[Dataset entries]
+ + +
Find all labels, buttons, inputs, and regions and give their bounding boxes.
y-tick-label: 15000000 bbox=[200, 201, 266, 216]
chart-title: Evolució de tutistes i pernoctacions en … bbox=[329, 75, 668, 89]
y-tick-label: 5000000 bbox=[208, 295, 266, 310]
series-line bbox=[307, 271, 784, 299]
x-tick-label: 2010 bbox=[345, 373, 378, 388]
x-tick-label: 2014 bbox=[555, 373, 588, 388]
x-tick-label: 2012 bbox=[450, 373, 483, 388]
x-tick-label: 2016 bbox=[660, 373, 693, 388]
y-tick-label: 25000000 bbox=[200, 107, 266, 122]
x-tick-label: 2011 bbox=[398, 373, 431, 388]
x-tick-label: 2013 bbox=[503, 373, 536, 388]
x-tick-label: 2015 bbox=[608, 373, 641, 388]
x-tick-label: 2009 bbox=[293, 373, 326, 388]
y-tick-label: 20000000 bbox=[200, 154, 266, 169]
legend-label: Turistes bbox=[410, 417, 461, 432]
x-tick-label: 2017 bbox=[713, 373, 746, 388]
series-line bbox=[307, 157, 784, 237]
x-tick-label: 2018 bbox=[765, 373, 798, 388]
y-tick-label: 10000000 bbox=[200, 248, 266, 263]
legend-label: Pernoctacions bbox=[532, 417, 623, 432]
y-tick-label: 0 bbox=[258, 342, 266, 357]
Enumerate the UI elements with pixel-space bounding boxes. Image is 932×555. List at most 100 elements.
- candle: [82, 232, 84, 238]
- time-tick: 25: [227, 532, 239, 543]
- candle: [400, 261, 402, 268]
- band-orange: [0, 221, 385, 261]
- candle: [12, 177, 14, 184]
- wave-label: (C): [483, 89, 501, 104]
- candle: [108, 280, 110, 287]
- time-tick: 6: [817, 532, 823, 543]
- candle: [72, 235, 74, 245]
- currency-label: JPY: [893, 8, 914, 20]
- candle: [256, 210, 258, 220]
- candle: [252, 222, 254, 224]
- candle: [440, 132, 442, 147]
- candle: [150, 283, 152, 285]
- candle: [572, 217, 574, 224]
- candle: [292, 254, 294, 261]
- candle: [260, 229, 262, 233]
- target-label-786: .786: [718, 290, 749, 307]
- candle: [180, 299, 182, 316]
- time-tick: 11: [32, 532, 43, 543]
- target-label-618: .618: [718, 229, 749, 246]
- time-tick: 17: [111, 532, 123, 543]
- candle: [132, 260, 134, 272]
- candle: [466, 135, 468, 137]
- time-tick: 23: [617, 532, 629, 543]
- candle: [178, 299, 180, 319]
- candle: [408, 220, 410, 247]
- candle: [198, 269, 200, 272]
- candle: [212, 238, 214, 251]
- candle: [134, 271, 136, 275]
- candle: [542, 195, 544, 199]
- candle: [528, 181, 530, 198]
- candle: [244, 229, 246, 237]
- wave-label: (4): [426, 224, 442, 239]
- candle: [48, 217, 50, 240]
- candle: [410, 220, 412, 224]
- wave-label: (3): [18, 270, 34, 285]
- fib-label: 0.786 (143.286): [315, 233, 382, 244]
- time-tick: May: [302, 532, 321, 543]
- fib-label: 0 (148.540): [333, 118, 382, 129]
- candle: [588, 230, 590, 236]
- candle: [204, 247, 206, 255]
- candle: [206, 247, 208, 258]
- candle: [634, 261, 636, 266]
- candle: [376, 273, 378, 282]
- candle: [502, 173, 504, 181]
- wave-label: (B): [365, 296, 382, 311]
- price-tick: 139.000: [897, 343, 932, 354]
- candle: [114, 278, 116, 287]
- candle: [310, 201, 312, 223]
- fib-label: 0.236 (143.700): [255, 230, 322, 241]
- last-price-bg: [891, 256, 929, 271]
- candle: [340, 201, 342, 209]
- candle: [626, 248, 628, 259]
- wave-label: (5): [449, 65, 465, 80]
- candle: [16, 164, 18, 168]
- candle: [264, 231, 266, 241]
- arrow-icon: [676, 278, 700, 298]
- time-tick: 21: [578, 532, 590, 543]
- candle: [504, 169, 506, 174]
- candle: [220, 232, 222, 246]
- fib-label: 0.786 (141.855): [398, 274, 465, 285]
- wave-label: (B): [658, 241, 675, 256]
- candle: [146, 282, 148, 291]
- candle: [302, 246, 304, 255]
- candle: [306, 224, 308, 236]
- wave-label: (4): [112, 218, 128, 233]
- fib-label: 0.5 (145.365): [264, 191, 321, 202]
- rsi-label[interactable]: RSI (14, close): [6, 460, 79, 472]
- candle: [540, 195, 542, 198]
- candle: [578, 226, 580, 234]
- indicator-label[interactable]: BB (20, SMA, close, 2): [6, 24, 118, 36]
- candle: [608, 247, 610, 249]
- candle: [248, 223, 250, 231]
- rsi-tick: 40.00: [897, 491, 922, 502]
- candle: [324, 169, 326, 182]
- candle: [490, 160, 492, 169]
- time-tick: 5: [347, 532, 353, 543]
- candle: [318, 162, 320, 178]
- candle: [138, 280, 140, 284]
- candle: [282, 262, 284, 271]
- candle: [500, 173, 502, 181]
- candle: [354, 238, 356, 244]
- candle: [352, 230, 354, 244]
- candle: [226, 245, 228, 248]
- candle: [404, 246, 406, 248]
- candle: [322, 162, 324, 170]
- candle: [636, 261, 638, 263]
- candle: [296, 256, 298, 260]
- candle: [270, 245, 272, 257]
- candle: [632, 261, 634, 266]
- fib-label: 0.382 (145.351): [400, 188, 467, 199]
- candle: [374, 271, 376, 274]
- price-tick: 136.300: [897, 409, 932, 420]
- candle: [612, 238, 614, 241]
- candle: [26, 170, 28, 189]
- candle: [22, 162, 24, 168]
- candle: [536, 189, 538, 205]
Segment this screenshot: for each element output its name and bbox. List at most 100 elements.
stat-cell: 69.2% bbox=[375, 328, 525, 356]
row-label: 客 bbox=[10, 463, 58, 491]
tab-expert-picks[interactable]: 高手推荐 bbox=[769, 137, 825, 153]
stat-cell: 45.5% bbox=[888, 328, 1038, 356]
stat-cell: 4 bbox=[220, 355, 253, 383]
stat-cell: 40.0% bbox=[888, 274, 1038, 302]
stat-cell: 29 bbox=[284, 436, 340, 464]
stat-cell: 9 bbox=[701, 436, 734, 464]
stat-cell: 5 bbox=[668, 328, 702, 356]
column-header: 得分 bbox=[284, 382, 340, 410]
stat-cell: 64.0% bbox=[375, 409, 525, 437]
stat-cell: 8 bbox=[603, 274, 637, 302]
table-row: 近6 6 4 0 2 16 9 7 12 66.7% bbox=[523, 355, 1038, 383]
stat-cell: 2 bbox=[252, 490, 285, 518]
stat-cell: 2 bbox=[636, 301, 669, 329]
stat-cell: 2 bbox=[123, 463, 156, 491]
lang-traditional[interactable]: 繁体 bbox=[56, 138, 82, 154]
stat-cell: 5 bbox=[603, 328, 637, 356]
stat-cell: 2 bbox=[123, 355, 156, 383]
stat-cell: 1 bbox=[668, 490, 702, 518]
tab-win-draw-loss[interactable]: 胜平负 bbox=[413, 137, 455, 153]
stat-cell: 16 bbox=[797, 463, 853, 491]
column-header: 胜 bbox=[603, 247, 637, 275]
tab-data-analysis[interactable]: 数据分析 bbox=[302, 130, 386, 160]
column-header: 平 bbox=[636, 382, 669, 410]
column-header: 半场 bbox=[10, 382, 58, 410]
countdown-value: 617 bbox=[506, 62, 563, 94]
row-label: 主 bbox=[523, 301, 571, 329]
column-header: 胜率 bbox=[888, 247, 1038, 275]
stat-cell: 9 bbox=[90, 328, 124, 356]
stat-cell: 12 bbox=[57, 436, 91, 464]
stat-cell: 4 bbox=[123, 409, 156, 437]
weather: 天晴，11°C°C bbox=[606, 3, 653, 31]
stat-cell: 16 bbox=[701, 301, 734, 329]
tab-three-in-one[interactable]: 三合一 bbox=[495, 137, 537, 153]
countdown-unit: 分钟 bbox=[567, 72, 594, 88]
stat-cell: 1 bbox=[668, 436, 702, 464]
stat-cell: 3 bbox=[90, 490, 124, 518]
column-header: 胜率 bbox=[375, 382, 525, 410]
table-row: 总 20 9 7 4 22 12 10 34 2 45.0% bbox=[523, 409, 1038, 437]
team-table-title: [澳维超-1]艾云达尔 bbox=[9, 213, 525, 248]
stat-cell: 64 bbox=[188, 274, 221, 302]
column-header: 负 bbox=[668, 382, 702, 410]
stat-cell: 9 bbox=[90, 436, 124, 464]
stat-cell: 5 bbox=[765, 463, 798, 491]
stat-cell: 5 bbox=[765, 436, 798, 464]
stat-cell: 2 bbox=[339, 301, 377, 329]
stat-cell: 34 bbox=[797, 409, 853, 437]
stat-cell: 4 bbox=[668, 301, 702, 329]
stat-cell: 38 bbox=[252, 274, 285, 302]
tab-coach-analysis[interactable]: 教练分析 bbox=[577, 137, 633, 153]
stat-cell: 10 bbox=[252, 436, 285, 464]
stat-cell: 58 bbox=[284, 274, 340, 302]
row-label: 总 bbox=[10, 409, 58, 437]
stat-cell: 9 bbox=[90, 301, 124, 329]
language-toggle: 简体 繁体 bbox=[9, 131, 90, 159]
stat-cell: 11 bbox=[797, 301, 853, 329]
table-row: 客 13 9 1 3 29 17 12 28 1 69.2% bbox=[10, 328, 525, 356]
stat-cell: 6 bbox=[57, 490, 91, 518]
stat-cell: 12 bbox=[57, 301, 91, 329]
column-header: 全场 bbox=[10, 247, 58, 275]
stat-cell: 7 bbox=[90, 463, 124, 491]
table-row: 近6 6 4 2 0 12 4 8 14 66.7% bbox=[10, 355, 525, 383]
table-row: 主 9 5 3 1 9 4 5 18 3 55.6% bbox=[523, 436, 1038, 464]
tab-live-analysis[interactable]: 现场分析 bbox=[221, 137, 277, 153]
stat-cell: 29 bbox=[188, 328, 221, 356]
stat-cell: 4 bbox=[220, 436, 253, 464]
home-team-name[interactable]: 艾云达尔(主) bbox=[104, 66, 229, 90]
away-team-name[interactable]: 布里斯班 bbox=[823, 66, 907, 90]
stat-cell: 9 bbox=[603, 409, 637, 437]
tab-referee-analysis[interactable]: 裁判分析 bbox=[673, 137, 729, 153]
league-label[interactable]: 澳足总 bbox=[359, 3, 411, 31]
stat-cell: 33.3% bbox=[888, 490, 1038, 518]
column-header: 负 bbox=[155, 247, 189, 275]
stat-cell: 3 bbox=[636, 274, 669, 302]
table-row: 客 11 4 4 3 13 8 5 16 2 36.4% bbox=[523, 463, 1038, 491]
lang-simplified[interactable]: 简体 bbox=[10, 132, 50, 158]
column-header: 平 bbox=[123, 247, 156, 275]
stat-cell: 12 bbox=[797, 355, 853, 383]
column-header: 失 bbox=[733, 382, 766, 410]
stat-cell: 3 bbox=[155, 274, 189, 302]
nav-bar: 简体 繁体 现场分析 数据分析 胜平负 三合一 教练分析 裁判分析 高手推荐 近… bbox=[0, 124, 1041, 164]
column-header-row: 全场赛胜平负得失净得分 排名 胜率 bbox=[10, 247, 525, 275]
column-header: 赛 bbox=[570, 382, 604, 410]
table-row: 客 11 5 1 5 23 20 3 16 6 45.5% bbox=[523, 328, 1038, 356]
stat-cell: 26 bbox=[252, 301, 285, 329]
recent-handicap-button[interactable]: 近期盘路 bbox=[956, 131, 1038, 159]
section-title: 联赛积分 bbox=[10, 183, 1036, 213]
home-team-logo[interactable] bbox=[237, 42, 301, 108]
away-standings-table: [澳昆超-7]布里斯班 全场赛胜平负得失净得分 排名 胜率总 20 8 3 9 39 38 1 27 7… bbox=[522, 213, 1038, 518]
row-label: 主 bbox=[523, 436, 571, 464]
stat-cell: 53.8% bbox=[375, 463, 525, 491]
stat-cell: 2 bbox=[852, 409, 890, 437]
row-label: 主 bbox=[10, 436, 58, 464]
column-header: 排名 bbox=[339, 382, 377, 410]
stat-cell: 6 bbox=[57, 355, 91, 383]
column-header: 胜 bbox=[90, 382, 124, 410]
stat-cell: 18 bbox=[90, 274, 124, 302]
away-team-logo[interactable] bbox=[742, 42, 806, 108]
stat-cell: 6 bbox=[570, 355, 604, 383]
+ + +
§ Problem requirements: Starting at the first of the entries and ending with the line that contains "y-tick-label: 20000000 bbox=[200, 154, 266, 169]", rewrite those lines with every "x-tick-label" replaced by "x-axis-label" and everything else left the same.

§ Exercise solution:
Find all labels, buttons, inputs, and regions and give their bounding boxes.
y-tick-label: 15000000 bbox=[200, 201, 266, 216]
chart-title: Evolució de tutistes i pernoctacions en … bbox=[329, 75, 668, 89]
y-tick-label: 5000000 bbox=[208, 295, 266, 310]
series-line bbox=[307, 271, 784, 299]
x-axis-label: 2010 bbox=[345, 373, 378, 388]
x-axis-label: 2014 bbox=[555, 373, 588, 388]
x-axis-label: 2012 bbox=[450, 373, 483, 388]
x-axis-label: 2016 bbox=[660, 373, 693, 388]
y-tick-label: 25000000 bbox=[200, 107, 266, 122]
x-axis-label: 2011 bbox=[398, 373, 431, 388]
x-axis-label: 2013 bbox=[503, 373, 536, 388]
x-axis-label: 2015 bbox=[608, 373, 641, 388]
x-axis-label: 2009 bbox=[293, 373, 326, 388]
y-tick-label: 20000000 bbox=[200, 154, 266, 169]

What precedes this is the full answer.